Give back the full material, exactly as it reads.
═════ DATASET RECORDS ═════
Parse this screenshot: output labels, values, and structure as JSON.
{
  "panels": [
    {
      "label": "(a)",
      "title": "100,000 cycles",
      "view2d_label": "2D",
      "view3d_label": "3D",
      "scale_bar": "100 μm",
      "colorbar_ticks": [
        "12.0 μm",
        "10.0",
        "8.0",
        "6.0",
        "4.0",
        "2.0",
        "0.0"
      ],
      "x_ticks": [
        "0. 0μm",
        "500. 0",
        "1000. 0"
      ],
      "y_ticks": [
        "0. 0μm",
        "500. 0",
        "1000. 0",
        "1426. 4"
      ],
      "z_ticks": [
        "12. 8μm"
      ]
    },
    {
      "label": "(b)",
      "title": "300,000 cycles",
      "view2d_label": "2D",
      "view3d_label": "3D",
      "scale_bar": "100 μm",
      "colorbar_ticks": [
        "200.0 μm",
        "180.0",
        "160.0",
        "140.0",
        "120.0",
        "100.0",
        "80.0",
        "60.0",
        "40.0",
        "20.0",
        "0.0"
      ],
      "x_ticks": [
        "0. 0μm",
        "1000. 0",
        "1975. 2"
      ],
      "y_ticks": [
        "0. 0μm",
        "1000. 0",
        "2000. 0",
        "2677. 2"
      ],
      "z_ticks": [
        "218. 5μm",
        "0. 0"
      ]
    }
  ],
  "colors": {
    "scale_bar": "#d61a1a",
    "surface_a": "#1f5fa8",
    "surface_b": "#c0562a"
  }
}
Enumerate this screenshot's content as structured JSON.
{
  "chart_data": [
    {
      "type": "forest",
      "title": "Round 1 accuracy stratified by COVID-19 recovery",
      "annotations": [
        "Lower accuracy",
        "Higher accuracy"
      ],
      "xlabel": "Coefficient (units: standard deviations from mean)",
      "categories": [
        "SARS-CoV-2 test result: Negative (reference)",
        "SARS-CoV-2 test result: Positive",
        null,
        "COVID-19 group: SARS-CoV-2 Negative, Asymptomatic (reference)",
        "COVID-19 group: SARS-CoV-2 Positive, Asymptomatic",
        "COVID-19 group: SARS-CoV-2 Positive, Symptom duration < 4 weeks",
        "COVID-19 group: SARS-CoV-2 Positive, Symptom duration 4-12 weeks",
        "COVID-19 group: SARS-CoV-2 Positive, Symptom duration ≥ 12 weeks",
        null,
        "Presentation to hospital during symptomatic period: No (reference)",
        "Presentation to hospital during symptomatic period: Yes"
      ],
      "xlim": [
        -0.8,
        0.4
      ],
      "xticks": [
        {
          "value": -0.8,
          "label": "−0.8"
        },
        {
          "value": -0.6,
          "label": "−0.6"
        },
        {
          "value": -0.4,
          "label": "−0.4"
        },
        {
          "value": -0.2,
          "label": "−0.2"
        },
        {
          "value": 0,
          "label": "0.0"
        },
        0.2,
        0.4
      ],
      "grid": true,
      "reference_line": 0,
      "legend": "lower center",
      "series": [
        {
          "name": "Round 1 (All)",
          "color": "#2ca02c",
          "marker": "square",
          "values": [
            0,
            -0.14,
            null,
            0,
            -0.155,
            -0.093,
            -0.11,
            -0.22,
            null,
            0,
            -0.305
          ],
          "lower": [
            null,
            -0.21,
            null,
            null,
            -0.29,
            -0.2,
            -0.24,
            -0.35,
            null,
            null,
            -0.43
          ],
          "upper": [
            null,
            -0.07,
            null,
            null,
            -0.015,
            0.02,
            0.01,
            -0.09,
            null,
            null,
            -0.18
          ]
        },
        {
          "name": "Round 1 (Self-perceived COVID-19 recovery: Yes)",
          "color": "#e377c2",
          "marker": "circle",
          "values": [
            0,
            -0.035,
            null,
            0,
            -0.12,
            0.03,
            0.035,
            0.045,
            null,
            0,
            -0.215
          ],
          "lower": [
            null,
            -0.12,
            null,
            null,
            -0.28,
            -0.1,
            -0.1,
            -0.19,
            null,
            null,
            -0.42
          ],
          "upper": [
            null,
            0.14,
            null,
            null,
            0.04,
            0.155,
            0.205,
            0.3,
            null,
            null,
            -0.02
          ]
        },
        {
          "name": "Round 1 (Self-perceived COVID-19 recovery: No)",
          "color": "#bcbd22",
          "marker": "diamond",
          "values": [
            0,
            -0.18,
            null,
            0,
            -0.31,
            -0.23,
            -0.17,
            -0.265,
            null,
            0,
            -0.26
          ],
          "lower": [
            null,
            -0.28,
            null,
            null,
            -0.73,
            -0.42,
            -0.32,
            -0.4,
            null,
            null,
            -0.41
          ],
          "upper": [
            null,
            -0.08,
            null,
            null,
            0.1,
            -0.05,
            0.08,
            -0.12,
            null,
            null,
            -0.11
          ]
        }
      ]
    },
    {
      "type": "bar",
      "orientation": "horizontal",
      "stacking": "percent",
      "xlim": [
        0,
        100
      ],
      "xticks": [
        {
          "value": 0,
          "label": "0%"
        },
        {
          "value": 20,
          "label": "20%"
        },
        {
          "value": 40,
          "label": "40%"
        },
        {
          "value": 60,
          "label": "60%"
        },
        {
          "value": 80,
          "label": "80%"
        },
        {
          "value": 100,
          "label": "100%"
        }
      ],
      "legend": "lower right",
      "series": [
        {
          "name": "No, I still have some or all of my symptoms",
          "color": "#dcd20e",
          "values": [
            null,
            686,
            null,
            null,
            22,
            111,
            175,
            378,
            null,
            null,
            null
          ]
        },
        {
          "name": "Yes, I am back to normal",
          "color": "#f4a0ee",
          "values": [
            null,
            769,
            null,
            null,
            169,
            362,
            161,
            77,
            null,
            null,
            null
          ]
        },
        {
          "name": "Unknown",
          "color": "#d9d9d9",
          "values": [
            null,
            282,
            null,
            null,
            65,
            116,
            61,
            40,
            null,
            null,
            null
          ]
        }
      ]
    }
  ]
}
═════
▶ **THE OUTPUT**:
Parse this screenshot: output labels, values, and structure as JSON.
{
  "panels": [
    {
      "label": "(a)",
      "title": "100,000 cycles",
      "view2d_label": "2D",
      "view3d_label": "3D",
      "scale_bar": "100 μm",
      "colorbar_ticks": [
        "12.0 μm",
        "10.0",
        "8.0",
        "6.0",
        "4.0",
        "2.0",
        "0.0"
      ],
      "x_ticks": [
        "0. 0μm",
        "500. 0",
        "1000. 0"
      ],
      "y_ticks": [
        "0. 0μm",
        "500. 0",
        "1000. 0",
        "1426. 4"
      ],
      "z_ticks": [
        "12. 8μm"
      ]
    },
    {
      "label": "(b)",
      "title": "300,000 cycles",
      "view2d_label": "2D",
      "view3d_label": "3D",
      "scale_bar": "100 μm",
      "colorbar_ticks": [
        "200.0 μm",
        "180.0",
        "160.0",
        "140.0",
        "120.0",
        "100.0",
        "80.0",
        "60.0",
        "40.0",
        "20.0",
        "0.0"
      ],
      "x_ticks": [
        "0. 0μm",
        "1000. 0",
        "1975. 2"
      ],
      "y_ticks": [
        "0. 0μm",
        "1000. 0",
        "2000. 0",
        "2677. 2"
      ],
      "z_ticks": [
        "218. 5μm",
        "0. 0"
      ]
    }
  ],
  "colors": {
    "scale_bar": "#d61a1a",
    "surface_a": "#1f5fa8",
    "surface_b": "#c0562a"
  }
}
Enumerate this screenshot's content as structured JSON.
{
  "chart_data": [
    {
      "type": "forest",
      "title": "Round 1 accuracy stratified by COVID-19 recovery",
      "annotations": [
        "Lower accuracy",
        "Higher accuracy"
      ],
      "xlabel": "Coefficient (units: standard deviations from mean)",
      "categories": [
        "SARS-CoV-2 test result: Negative (reference)",
        "SARS-CoV-2 test result: Positive",
        null,
        "COVID-19 group: SARS-CoV-2 Negative, Asymptomatic (reference)",
        "COVID-19 group: SARS-CoV-2 Positive, Asymptomatic",
        "COVID-19 group: SARS-CoV-2 Positive, Symptom duration < 4 weeks",
        "COVID-19 group: SARS-CoV-2 Positive, Symptom duration 4-12 weeks",
        "COVID-19 group: SARS-CoV-2 Positive, Symptom duration ≥ 12 weeks",
        null,
        "Presentation to hospital during symptomatic period: No (reference)",
        "Presentation to hospital during symptomatic period: Yes"
      ],
      "xlim": [
        -0.8,
        0.4
      ],
      "xticks": [
        {
          "value": -0.8,
          "label": "−0.8"
        },
        {
          "value": -0.6,
          "label": "−0.6"
        },
        {
          "value": -0.4,
          "label": "−0.4"
        },
        {
          "value": -0.2,
          "label": "−0.2"
        },
        {
          "value": 0,
          "label": "0.0"
        },
        0.2,
        0.4
      ],
      "grid": true,
      "reference_line": 0,
      "legend": "lower center",
      "series": [
        {
          "name": "Round 1 (All)",
          "color": "#2ca02c",
          "marker": "square",
          "values": [
            0,
            -0.14,
            null,
            0,
            -0.155,
            -0.093,
            -0.11,
            -0.22,
            null,
            0,
            -0.305
          ],
          "lower": [
            null,
            -0.21,
            null,
            null,
            -0.29,
            -0.2,
            -0.24,
            -0.35,
            null,
            null,
            -0.43
          ],
          "upper": [
            null,
            -0.07,
            null,
            null,
            -0.015,
            0.02,
            0.01,
            -0.09,
            null,
            null,
            -0.18
          ]
        },
        {
          "name": "Round 1 (Self-perceived COVID-19 recovery: Yes)",
          "color": "#e377c2",
          "marker": "circle",
          "values": [
            0,
            -0.035,
            null,
            0,
            -0.12,
            0.03,
            0.035,
            0.045,
            null,
            0,
            -0.215
          ],
          "lower": [
            null,
            -0.12,
            null,
            null,
            -0.28,
            -0.1,
            -0.1,
            -0.19,
            null,
            null,
            -0.42
          ],
          "upper": [
            null,
            0.14,
            null,
            null,
            0.04,
            0.155,
            0.205,
            0.3,
            null,
            null,
            -0.02
          ]
        },
        {
          "name": "Round 1 (Self-perceived COVID-19 recovery: No)",
          "color": "#bcbd22",
          "marker": "diamond",
          "values": [
            0,
            -0.18,
            null,
            0,
            -0.31,
            -0.23,
            -0.17,
            -0.265,
            null,
            0,
            -0.26
          ],
          "lower": [
            null,
            -0.28,
            null,
            null,
            -0.73,
            -0.42,
            -0.32,
            -0.4,
            null,
            null,
            -0.41
          ],
          "upper": [
            null,
            -0.08,
            null,
            null,
            0.1,
            -0.05,
            0.08,
            -0.12,
            null,
            null,
            -0.11
          ]
        }
      ]
    },
    {
      "type": "bar",
      "orientation": "horizontal",
      "stacking": "percent",
      "xlim": [
        0,
        100
      ],
      "xticks": [
        {
          "value": 0,
          "label": "0%"
        },
        {
          "value": 20,
          "label": "20%"
        },
        {
          "value": 40,
          "label": "40%"
        },
        {
          "value": 60,
          "label": "60%"
        },
        {
          "value": 80,
          "label": "80%"
        },
        {
          "value": 100,
          "label": "100%"
        }
      ],
      "legend": "lower right",
      "series": [
        {
          "name": "No, I still have some or all of my symptoms",
          "color": "#dcd20e",
          "values": [
            null,
            686,
            null,
            null,
            22,
            111,
            175,
            378,
            null,
            null,
            null
          ]
        },
        {
          "name": "Yes, I am back to normal",
          "color": "#f4a0ee",
          "values": [
            null,
            769,
            null,
            null,
            169,
            362,
            161,
            77,
            null,
            null,
            null
          ]
        },
        {
          "name": "Unknown",
          "color": "#d9d9d9",
          "values": [
            null,
            282,
            null,
            null,
            65,
            116,
            61,
            40,
            null,
            null,
            null
          ]
        }
      ]
    }
  ]
}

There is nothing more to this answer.